▸ Given request
Extract the data starting with the line containing "Patent image size: (676, 449)." and going on through the line containing "The shoe lower portion 60 is at (396, 383).", and repeat those lines exactly.

Stored data:
[BEGIN]
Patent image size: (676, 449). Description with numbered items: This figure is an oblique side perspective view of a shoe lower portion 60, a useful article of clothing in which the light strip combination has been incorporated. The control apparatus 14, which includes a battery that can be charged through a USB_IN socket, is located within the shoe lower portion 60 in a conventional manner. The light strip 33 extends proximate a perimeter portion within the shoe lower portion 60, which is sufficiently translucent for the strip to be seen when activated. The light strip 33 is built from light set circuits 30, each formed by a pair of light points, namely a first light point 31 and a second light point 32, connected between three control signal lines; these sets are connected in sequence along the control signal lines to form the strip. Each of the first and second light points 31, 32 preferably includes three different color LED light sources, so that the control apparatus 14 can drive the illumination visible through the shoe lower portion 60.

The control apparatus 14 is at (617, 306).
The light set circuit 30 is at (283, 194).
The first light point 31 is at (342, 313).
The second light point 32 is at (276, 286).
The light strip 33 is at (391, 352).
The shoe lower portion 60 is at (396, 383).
[END]
[BEGIN]
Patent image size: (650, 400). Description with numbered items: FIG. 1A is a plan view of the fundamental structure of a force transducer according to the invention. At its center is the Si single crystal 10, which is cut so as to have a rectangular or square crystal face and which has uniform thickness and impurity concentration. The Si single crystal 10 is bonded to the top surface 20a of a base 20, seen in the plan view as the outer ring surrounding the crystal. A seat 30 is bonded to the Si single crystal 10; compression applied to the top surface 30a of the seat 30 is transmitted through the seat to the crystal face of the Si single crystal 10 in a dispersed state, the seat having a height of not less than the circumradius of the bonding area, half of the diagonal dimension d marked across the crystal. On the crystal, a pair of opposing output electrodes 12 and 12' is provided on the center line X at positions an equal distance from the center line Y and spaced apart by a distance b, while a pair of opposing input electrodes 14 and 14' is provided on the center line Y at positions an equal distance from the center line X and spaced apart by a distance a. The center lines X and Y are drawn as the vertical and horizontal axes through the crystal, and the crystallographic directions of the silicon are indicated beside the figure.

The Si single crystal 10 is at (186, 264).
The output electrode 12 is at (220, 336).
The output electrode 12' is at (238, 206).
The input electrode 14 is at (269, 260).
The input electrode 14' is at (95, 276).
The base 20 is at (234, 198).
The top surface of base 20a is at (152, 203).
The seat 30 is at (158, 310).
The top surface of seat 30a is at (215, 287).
[END]
▸ Complete answer
Patent image size: (676, 449). Description with numbered items: This figure is an oblique side perspective view of a shoe lower portion 60, a useful article of clothing in which the light strip combination has been incorporated. The control apparatus 14, which includes a battery that can be charged through a USB_IN socket, is located within the shoe lower portion 60 in a conventional manner. The light strip 33 extends proximate a perimeter portion within the shoe lower portion 60, which is sufficiently translucent for the strip to be seen when activated. The light strip 33 is built from light set circuits 30, each formed by a pair of light points, namely a first light point 31 and a second light point 32, connected between three control signal lines; these sets are connected in sequence along the control signal lines to form the strip. Each of the first and second light points 31, 32 preferably includes three different color LED light sources, so that the control apparatus 14 can drive the illumination visible through the shoe lower portion 60.

The control apparatus 14 is at (617, 306).
The light set circuit 30 is at (283, 194).
The first light point 31 is at (342, 313).
The second light point 32 is at (276, 286).
The light strip 33 is at (391, 352).
The shoe lower portion 60 is at (396, 383).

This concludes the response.